● **EXTRACTED DATA**
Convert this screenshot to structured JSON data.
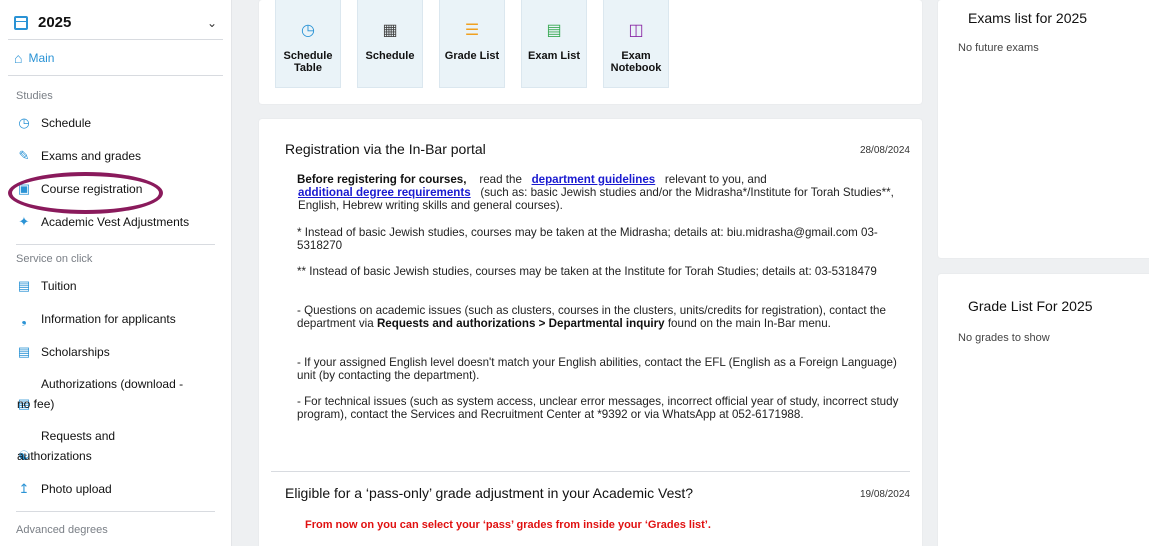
{
  "sidebar": {
    "year": "2025",
    "main_label": "Main",
    "sections": {
      "studies": "Studies",
      "service": "Service on click",
      "advanced": "Advanced degrees"
    },
    "items": {
      "schedule": "Schedule",
      "exams": "Exams and grades",
      "course_registration": "Course registration",
      "vest": "Academic Vest Adjustments",
      "tuition": "Tuition",
      "applicants": "Information for applicants",
      "scholarships": "Scholarships",
      "auth_line1": "Authorizations (download -",
      "auth_line2": "no fee)",
      "requests_line1": "Requests and",
      "requests_line2": "authorizations",
      "photo": "Photo upload"
    }
  },
  "quick_links": [
    {
      "line1": "Schedule",
      "line2": "Table",
      "icon": "clock-icon",
      "color": "#2a93d5"
    },
    {
      "line1": "Schedule",
      "line2": "",
      "icon": "calendar-icon",
      "color": "#444444"
    },
    {
      "line1": "Grade List",
      "line2": "",
      "icon": "list-icon",
      "color": "#f0a020"
    },
    {
      "line1": "Exam List",
      "line2": "",
      "icon": "exam-list-icon",
      "color": "#3aaa55"
    },
    {
      "line1": "Exam",
      "line2": "Notebook",
      "icon": "notebook-icon",
      "color": "#8a2aa5"
    }
  ],
  "news": [
    {
      "title": "Registration via the In-Bar portal",
      "date": "28/08/2024",
      "p1_bold": "Before registering for courses,",
      "p1_a": "read the",
      "p1_link1": "department guidelines",
      "p1_b": "relevant to you, and",
      "p1_link2": "additional degree requirements",
      "p1_c": "(such as: basic Jewish studies and/or the Midrasha*/Institute for Torah Studies**, English, Hebrew writing skills and general courses).",
      "p2": "* Instead of basic Jewish studies, courses may be taken at the Midrasha; details at: biu.midrasha@gmail.com 03-5318270",
      "p3": "** Instead of basic Jewish studies, courses may be taken at the Institute for Torah Studies; details at: 03-5318479",
      "p4_a": "- Questions on academic issues (such as clusters, courses in the clusters, units/credits for registration), contact the department via",
      "p4_bold": "Requests and authorizations > Departmental inquiry",
      "p4_b": "found on the main In-Bar menu.",
      "p5": "- If your assigned English level doesn't match your English abilities, contact the EFL (English as a Foreign Language) unit (by contacting the department).",
      "p6": "- For technical issues (such as system access, unclear error messages, incorrect official year of study, incorrect study program), contact the Services and Recruitment Center at *9392 or via WhatsApp at 052-6171988."
    },
    {
      "title": "Eligible for a ‘pass-only’ grade adjustment in your Academic Vest?",
      "date": "19/08/2024",
      "highlight": "From now on you can select your ‘pass’ grades  from inside  your ‘Grades list’."
    }
  ],
  "exams_panel": {
    "title": "Exams list for 2025",
    "empty": "No future exams"
  },
  "grades_panel": {
    "title": "Grade List For 2025",
    "empty": "No grades to show"
  }
}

● **TASK DETAILS**
Copy every line of the data exactly as written, excluding the pictures.

● **ANSWER FOR THE TASK**
Convert this screenshot to structured JSON data.
{
  "sidebar": {
    "year": "2025",
    "main_label": "Main",
    "sections": {
      "studies": "Studies",
      "service": "Service on click",
      "advanced": "Advanced degrees"
    },
    "items": {
      "schedule": "Schedule",
      "exams": "Exams and grades",
      "course_registration": "Course registration",
      "vest": "Academic Vest Adjustments",
      "tuition": "Tuition",
      "applicants": "Information for applicants",
      "scholarships": "Scholarships",
      "auth_line1": "Authorizations (download -",
      "auth_line2": "no fee)",
      "requests_line1": "Requests and",
      "requests_line2": "authorizations",
      "photo": "Photo upload"
    }
  },
  "quick_links": [
    {
      "line1": "Schedule",
      "line2": "Table",
      "icon": "clock-icon",
      "color": "#2a93d5"
    },
    {
      "line1": "Schedule",
      "line2": "",
      "icon": "calendar-icon",
      "color": "#444444"
    },
    {
      "line1": "Grade List",
      "line2": "",
      "icon": "list-icon",
      "color": "#f0a020"
    },
    {
      "line1": "Exam List",
      "line2": "",
      "icon": "exam-list-icon",
      "color": "#3aaa55"
    },
    {
      "line1": "Exam",
      "line2": "Notebook",
      "icon": "notebook-icon",
      "color": "#8a2aa5"
    }
  ],
  "news": [
    {
      "title": "Registration via the In-Bar portal",
      "date": "28/08/2024",
      "p1_bold": "Before registering for courses,",
      "p1_a": "read the",
      "p1_link1": "department guidelines",
      "p1_b": "relevant to you, and",
      "p1_link2": "additional degree requirements",
      "p1_c": "(such as: basic Jewish studies and/or the Midrasha*/Institute for Torah Studies**, English, Hebrew writing skills and general courses).",
      "p2": "* Instead of basic Jewish studies, courses may be taken at the Midrasha; details at: biu.midrasha@gmail.com 03-5318270",
      "p3": "** Instead of basic Jewish studies, courses may be taken at the Institute for Torah Studies; details at: 03-5318479",
      "p4_a": "- Questions on academic issues (such as clusters, courses in the clusters, units/credits for registration), contact the department via",
      "p4_bold": "Requests and authorizations > Departmental inquiry",
      "p4_b": "found on the main In-Bar menu.",
      "p5": "- If your assigned English level doesn't match your English abilities, contact the EFL (English as a Foreign Language) unit (by contacting the department).",
      "p6": "- For technical issues (such as system access, unclear error messages, incorrect official year of study, incorrect study program), contact the Services and Recruitment Center at *9392 or via WhatsApp at 052-6171988."
    },
    {
      "title": "Eligible for a ‘pass-only’ grade adjustment in your Academic Vest?",
      "date": "19/08/2024",
      "highlight": "From now on you can select your ‘pass’ grades  from inside  your ‘Grades list’."
    }
  ],
  "exams_panel": {
    "title": "Exams list for 2025",
    "empty": "No future exams"
  },
  "grades_panel": {
    "title": "Grade List For 2025",
    "empty": "No grades to show"
  }
}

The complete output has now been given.